# Exercise task
Output a single figure: the number of lines in which the word "Speichertemperatur" appears.

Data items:
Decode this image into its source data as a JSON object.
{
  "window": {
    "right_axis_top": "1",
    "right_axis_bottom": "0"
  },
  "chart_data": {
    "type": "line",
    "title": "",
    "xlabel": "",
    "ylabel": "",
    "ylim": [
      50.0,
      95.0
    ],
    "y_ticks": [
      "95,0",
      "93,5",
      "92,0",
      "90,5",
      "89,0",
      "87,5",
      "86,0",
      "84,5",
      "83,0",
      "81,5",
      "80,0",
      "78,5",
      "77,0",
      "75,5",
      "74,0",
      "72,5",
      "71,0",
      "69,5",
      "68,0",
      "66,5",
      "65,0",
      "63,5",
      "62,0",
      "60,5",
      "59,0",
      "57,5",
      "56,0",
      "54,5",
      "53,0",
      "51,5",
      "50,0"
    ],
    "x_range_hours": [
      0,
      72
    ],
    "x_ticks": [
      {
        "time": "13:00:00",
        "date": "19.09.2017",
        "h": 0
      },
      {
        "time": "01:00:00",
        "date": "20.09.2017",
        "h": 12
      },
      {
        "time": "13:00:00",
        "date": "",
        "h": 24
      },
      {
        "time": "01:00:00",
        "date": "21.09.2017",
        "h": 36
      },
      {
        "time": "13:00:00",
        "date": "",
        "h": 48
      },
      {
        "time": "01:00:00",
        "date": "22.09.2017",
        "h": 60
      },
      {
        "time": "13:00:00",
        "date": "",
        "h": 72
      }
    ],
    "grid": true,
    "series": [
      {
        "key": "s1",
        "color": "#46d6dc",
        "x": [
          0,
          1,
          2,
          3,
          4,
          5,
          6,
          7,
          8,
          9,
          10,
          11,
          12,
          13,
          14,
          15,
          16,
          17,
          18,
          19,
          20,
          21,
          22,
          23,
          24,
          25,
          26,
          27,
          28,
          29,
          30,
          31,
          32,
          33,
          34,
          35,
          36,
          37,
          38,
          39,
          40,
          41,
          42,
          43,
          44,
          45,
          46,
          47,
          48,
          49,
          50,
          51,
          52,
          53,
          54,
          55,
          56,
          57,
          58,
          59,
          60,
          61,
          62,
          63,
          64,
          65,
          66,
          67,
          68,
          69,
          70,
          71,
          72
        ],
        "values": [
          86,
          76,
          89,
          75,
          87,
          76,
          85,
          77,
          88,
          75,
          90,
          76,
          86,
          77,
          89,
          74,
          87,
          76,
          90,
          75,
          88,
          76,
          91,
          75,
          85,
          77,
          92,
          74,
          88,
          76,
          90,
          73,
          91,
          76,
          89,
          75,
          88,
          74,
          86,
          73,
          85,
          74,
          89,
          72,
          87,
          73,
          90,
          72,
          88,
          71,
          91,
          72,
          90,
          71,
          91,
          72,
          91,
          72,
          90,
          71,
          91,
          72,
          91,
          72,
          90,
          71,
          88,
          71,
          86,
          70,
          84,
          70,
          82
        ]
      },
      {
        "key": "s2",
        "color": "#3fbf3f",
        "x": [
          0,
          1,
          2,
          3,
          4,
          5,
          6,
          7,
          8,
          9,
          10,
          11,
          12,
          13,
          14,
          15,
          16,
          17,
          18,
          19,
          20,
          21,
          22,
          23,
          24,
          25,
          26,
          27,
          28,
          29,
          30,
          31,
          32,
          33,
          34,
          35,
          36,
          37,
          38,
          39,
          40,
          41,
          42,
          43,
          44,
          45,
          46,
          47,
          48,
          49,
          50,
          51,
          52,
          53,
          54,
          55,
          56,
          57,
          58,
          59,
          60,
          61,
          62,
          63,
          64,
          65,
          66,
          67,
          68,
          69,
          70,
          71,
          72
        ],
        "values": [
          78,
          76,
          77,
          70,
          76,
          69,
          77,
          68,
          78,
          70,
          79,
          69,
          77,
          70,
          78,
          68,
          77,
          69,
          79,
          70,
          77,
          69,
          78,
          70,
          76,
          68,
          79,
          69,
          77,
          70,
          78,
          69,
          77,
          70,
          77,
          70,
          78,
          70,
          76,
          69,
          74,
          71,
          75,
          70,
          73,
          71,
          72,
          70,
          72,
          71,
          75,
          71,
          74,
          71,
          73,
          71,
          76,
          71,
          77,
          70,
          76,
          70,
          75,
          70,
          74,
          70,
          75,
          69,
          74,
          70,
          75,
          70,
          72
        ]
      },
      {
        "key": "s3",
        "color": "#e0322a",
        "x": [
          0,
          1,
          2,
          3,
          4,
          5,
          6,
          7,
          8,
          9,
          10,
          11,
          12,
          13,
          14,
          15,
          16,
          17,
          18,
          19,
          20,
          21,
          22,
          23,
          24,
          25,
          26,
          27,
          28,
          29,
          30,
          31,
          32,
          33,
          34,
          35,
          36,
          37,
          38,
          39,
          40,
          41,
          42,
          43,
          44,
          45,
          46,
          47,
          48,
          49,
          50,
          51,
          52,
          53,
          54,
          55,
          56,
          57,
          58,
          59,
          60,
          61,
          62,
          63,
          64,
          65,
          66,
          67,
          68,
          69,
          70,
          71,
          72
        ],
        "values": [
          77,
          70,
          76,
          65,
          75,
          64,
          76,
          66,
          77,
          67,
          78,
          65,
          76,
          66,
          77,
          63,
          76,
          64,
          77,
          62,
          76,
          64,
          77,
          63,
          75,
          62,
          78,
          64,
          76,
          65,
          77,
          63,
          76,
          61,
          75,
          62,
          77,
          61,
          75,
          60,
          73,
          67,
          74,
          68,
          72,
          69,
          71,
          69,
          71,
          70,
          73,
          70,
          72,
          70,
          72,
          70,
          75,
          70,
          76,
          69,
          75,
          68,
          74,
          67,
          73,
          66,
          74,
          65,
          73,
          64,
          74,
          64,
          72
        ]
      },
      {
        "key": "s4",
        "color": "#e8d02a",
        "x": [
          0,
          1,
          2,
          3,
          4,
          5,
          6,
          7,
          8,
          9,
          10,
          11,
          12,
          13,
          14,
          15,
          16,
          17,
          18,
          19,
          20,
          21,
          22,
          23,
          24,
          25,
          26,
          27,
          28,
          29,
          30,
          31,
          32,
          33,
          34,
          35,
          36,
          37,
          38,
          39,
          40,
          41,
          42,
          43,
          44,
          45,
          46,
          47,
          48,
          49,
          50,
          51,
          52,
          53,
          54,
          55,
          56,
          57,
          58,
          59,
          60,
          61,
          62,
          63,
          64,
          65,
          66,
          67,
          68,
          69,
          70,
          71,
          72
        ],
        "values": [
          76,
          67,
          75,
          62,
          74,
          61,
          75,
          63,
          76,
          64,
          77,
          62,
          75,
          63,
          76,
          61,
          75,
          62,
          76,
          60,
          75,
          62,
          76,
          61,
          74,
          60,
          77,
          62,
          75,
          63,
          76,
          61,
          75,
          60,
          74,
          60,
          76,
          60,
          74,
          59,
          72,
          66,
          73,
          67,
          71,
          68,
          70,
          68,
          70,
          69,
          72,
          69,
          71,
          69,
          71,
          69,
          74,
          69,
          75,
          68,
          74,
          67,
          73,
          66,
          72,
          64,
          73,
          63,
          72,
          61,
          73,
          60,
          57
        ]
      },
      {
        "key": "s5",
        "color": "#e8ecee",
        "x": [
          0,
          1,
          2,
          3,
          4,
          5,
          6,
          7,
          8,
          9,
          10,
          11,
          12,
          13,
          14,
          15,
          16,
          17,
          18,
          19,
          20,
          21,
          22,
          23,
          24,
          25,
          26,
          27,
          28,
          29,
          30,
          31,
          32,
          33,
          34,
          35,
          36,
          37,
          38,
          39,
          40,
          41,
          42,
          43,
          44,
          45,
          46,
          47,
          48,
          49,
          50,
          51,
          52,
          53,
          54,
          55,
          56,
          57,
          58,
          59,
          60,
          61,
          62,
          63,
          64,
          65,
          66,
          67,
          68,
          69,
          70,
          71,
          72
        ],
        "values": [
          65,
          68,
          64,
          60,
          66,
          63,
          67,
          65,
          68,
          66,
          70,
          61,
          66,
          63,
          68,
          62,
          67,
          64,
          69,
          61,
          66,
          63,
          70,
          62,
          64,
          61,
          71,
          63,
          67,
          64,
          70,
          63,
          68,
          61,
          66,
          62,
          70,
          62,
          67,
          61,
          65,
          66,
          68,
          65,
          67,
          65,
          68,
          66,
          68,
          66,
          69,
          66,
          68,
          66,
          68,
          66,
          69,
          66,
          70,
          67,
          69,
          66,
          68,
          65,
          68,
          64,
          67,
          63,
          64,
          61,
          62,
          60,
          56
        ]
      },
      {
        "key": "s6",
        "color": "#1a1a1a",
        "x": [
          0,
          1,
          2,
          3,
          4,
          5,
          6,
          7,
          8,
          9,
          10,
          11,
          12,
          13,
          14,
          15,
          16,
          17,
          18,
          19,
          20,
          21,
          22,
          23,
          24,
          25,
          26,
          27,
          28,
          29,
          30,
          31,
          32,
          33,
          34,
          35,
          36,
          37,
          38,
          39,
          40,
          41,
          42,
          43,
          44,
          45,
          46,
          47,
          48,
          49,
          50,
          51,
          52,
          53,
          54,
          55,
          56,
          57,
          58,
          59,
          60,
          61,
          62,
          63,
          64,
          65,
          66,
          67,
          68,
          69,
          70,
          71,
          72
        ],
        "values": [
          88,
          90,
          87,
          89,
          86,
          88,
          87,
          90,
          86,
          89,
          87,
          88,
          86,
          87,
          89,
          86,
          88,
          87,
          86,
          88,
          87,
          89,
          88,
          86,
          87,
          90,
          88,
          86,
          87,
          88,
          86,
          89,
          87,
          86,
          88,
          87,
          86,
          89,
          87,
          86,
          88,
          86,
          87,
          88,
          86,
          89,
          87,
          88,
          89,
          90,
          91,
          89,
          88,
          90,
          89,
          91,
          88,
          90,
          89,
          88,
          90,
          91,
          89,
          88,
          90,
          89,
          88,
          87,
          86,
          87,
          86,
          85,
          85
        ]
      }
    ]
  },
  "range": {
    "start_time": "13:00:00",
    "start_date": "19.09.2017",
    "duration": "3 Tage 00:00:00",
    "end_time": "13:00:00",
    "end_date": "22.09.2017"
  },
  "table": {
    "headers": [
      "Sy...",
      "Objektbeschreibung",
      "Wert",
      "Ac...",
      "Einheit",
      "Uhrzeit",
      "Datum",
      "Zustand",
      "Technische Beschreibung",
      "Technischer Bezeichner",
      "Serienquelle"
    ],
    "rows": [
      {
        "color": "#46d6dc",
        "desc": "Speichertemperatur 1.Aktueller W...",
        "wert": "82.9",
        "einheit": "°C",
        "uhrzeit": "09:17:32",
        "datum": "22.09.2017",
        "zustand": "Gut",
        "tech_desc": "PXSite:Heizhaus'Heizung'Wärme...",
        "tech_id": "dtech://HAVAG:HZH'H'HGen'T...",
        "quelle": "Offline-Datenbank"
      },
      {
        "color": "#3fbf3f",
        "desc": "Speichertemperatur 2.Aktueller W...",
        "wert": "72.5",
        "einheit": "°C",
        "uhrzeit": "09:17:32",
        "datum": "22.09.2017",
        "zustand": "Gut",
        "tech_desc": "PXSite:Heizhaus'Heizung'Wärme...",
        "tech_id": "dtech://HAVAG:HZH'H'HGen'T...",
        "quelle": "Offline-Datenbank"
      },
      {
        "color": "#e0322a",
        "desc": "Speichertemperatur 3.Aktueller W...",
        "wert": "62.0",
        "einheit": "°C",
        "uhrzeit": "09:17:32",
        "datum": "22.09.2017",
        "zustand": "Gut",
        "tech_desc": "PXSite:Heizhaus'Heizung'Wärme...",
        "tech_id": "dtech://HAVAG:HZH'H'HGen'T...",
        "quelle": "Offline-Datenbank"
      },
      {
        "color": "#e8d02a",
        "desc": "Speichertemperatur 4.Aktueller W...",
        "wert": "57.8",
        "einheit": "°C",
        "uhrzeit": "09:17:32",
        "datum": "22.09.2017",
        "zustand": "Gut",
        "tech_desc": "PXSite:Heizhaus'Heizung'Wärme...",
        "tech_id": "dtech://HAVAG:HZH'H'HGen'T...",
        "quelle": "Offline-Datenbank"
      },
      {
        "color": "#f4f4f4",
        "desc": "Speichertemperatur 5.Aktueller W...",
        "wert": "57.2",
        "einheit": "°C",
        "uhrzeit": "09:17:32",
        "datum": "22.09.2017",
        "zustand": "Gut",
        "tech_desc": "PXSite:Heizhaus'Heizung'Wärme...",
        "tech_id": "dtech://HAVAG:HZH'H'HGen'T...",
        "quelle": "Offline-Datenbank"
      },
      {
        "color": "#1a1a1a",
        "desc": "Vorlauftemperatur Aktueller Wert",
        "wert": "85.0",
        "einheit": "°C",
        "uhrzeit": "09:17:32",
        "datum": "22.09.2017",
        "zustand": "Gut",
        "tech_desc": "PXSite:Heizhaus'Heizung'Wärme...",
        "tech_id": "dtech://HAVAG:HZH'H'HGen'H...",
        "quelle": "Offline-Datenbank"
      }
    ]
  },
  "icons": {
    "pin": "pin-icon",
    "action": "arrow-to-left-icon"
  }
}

# Correct response
5